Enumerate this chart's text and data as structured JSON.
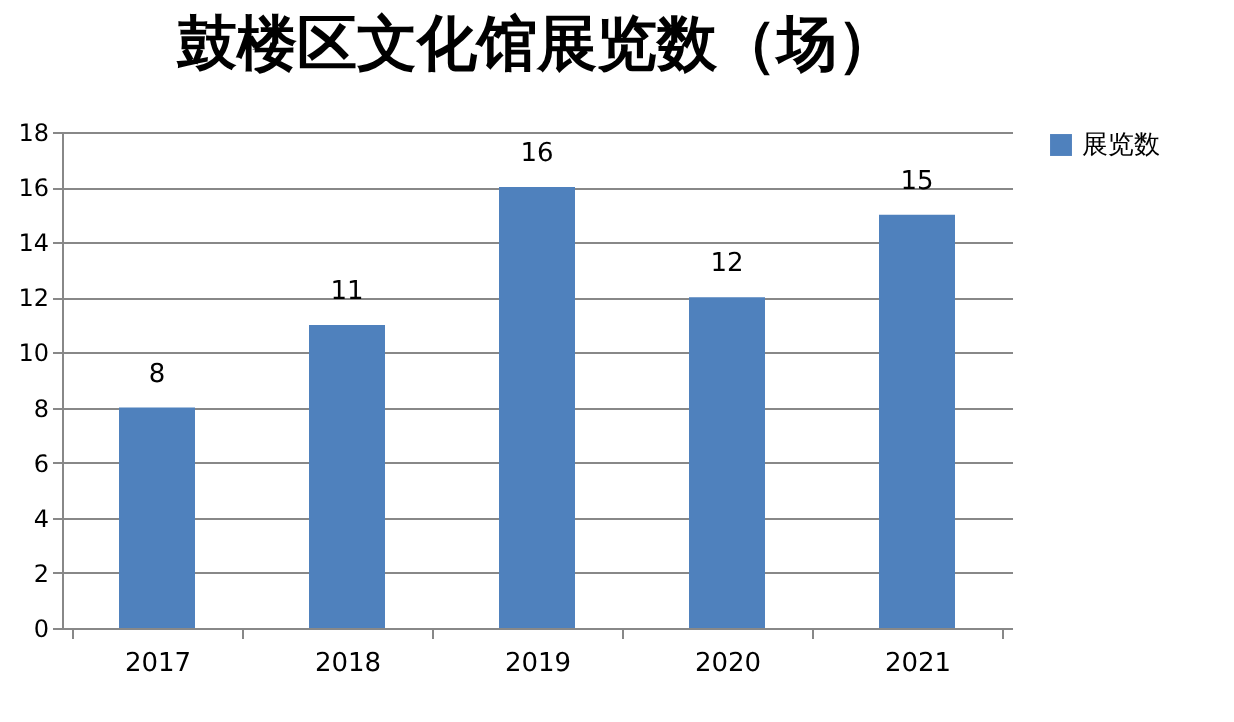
{
  "chart_data": {
    "type": "bar",
    "title": "鼓楼区文化馆展览数（场）",
    "categories": [
      "2017",
      "2018",
      "2019",
      "2020",
      "2021"
    ],
    "series": [
      {
        "name": "展览数",
        "color": "#4f81bd",
        "values": [
          8,
          11,
          16,
          12,
          15
        ]
      }
    ],
    "ylim": [
      0,
      18
    ],
    "yticks": [
      0,
      2,
      4,
      6,
      8,
      10,
      12,
      14,
      16,
      18
    ],
    "grid": "y",
    "legend": "right",
    "data_labels": true
  }
}
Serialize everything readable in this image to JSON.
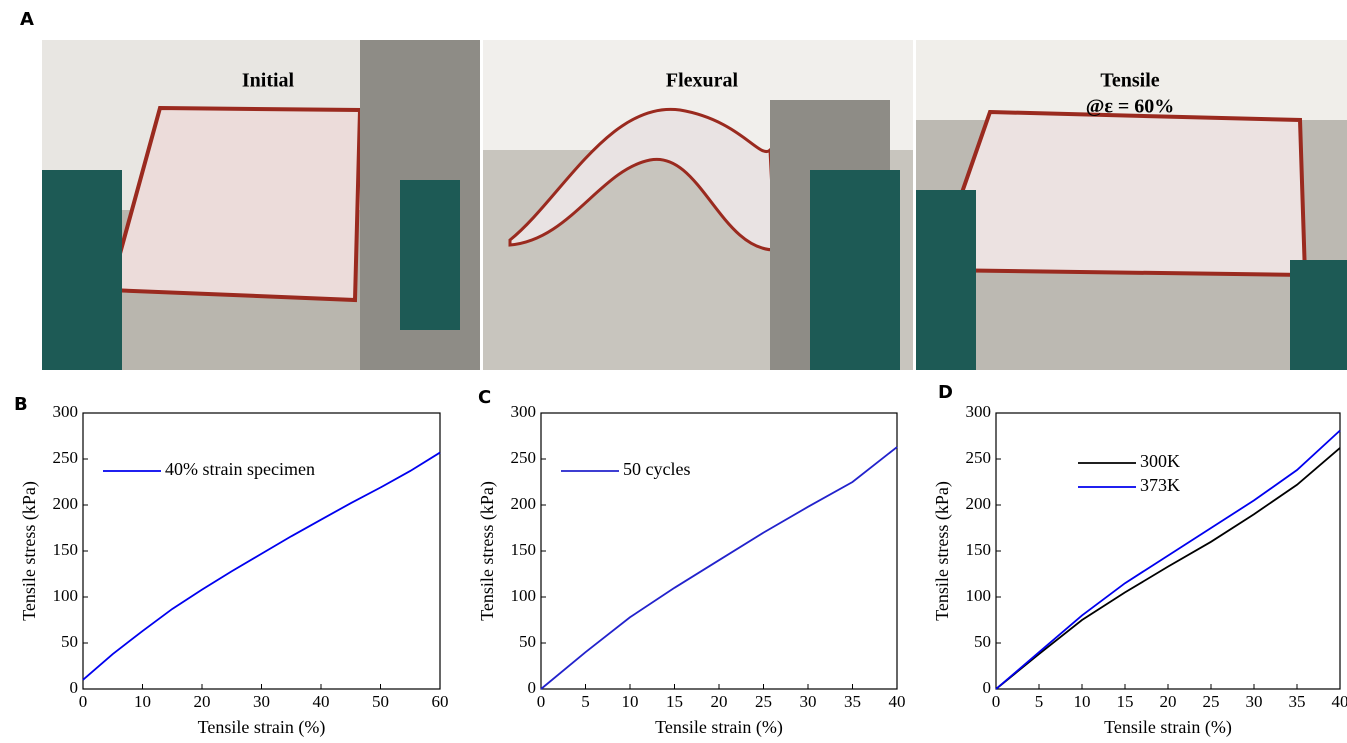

--------------------

Make an exact copy of every record, pictures excluded.

Enumerate this chart's text and data as structured JSON.
{
  "chart_data": {
    "type": "bar",
    "title": "鼓楼区文化馆展览数（场）",
    "categories": [
      "2017",
      "2018",
      "2019",
      "2020",
      "2021"
    ],
    "series": [
      {
        "name": "展览数",
        "color": "#4f81bd",
        "values": [
          8,
          11,
          16,
          12,
          15
        ]
      }
    ],
    "ylim": [
      0,
      18
    ],
    "yticks": [
      0,
      2,
      4,
      6,
      8,
      10,
      12,
      14,
      16,
      18
    ],
    "grid": "y",
    "legend": "right",
    "data_labels": true
  }
}
Serialize everything readable in this image to JSON.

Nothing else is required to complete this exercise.